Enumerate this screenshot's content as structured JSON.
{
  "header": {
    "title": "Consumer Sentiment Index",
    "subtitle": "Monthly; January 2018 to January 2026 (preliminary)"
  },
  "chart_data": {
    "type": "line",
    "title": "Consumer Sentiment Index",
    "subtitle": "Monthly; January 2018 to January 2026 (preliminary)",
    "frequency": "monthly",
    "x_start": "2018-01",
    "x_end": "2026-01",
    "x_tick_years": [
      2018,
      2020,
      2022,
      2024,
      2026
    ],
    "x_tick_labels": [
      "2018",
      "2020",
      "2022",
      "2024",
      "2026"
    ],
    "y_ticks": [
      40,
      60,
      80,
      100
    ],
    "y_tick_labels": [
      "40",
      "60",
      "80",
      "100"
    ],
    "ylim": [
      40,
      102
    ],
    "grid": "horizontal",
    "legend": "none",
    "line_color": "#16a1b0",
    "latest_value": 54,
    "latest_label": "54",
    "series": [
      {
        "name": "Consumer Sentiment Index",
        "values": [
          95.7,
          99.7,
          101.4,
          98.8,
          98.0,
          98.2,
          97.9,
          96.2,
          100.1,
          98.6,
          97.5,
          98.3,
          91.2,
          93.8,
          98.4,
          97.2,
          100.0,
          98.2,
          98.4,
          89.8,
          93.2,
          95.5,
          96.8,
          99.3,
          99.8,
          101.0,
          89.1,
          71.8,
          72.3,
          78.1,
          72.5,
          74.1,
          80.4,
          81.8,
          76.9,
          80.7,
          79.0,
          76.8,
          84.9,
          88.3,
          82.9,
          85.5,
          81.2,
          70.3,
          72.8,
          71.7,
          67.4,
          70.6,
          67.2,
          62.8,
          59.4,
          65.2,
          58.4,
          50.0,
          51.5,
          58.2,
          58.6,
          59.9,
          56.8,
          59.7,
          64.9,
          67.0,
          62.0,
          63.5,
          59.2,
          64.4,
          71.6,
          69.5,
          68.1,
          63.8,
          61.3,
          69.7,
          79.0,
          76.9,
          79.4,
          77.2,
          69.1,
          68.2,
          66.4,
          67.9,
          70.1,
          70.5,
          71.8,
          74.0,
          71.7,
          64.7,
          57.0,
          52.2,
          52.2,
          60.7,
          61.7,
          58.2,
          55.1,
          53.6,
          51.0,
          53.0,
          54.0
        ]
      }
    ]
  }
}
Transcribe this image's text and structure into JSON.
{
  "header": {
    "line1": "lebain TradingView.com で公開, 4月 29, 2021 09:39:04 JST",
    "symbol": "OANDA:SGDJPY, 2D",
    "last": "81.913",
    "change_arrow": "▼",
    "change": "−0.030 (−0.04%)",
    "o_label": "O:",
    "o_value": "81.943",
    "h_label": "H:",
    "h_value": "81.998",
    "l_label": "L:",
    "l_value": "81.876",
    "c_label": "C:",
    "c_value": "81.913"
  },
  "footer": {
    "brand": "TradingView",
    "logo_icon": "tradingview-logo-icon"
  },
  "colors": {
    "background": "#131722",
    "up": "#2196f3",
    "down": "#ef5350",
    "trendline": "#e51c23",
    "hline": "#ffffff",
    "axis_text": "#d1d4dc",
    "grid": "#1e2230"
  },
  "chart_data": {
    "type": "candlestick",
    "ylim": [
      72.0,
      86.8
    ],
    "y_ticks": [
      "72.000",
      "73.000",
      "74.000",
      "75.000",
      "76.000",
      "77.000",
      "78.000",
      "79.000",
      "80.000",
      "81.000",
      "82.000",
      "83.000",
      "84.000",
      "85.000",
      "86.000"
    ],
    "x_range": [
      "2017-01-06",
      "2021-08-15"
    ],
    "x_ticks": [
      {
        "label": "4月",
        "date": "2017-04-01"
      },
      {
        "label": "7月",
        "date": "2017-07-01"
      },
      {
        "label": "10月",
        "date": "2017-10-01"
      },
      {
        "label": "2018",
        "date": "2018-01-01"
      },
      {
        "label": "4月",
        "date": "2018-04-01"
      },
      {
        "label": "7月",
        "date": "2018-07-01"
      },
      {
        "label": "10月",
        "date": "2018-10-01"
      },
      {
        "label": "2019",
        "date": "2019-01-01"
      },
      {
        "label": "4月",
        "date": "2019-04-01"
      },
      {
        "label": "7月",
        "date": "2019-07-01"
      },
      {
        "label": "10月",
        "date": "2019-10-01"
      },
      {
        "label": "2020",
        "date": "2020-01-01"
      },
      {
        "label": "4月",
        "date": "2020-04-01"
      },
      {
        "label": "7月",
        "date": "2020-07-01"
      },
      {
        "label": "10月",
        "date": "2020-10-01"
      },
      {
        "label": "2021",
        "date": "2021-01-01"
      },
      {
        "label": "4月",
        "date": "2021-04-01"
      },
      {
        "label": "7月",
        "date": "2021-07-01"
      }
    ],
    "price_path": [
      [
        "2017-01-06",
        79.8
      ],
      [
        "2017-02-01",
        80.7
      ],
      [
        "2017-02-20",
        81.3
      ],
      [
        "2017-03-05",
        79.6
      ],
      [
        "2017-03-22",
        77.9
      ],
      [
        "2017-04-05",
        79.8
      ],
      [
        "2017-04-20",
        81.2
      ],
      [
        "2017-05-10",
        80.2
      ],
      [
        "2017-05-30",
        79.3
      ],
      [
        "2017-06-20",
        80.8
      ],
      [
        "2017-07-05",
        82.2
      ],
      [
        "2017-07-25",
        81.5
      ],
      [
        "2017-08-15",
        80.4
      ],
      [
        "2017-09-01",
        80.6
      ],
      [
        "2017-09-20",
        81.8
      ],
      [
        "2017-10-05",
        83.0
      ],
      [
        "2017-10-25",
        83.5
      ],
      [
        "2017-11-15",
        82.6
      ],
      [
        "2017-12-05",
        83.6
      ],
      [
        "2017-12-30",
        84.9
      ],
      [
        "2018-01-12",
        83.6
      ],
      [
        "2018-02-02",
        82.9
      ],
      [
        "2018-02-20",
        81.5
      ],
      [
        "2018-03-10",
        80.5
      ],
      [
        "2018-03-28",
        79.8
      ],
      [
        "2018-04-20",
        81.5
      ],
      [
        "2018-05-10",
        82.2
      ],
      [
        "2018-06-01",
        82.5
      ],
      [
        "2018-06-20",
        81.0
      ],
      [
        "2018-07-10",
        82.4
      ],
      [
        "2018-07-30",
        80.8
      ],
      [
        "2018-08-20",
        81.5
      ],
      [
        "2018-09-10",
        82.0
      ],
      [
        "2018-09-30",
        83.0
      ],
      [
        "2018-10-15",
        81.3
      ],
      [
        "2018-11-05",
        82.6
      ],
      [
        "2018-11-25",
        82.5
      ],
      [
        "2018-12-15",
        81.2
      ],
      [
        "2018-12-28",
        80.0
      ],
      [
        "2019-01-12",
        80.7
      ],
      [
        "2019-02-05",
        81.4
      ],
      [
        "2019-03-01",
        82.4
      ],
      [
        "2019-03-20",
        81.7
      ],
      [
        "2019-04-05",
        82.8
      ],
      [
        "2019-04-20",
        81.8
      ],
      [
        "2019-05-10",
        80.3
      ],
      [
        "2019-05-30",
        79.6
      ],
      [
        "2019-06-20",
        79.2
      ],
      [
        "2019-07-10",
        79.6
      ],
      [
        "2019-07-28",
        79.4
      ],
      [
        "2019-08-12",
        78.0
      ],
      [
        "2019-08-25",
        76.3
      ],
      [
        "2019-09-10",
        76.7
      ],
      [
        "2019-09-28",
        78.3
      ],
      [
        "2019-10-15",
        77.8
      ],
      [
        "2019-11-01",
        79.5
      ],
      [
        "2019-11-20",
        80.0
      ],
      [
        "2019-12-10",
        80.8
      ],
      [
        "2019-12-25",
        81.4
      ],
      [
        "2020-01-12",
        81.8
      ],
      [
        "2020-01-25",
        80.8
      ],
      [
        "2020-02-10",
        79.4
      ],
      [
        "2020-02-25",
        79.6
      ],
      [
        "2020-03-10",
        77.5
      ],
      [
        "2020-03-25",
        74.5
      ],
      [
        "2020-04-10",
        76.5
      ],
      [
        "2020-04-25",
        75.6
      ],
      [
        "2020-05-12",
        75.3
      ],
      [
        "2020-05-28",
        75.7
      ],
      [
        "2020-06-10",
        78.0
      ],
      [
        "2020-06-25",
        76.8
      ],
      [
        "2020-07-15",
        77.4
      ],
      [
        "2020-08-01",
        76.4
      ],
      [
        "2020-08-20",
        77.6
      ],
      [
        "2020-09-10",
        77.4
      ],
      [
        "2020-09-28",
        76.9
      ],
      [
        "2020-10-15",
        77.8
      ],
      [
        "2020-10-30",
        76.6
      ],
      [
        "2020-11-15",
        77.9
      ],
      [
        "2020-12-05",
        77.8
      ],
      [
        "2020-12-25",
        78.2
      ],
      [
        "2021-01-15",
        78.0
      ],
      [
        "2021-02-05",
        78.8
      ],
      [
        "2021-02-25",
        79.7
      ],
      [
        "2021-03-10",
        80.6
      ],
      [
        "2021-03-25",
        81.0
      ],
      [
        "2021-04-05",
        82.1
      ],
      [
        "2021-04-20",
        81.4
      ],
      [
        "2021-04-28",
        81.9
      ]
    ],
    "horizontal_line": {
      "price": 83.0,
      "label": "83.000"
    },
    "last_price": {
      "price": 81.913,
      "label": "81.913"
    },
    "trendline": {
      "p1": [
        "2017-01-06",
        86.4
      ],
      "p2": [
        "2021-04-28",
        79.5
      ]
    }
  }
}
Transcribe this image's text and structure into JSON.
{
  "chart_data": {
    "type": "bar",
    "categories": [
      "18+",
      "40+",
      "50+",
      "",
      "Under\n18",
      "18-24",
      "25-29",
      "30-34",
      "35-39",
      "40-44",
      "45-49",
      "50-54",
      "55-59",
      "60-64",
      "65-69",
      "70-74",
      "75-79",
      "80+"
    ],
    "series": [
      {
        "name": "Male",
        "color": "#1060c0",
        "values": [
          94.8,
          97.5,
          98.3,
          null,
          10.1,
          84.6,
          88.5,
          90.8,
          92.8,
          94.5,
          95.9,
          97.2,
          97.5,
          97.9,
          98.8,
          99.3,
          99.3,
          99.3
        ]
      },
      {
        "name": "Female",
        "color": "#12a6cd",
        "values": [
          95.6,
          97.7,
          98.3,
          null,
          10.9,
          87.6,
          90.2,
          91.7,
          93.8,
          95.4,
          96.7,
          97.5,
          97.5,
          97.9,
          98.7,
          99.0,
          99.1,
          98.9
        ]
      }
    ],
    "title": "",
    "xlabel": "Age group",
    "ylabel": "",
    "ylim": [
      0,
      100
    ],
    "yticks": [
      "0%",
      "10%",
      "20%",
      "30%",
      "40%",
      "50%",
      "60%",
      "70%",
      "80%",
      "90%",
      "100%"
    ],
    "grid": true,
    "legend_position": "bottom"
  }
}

The exercise
Show each line of the data that contains the string "type".

Answer to the problem
    "type": "line",
    "type": "candlestick",
    "type": "bar",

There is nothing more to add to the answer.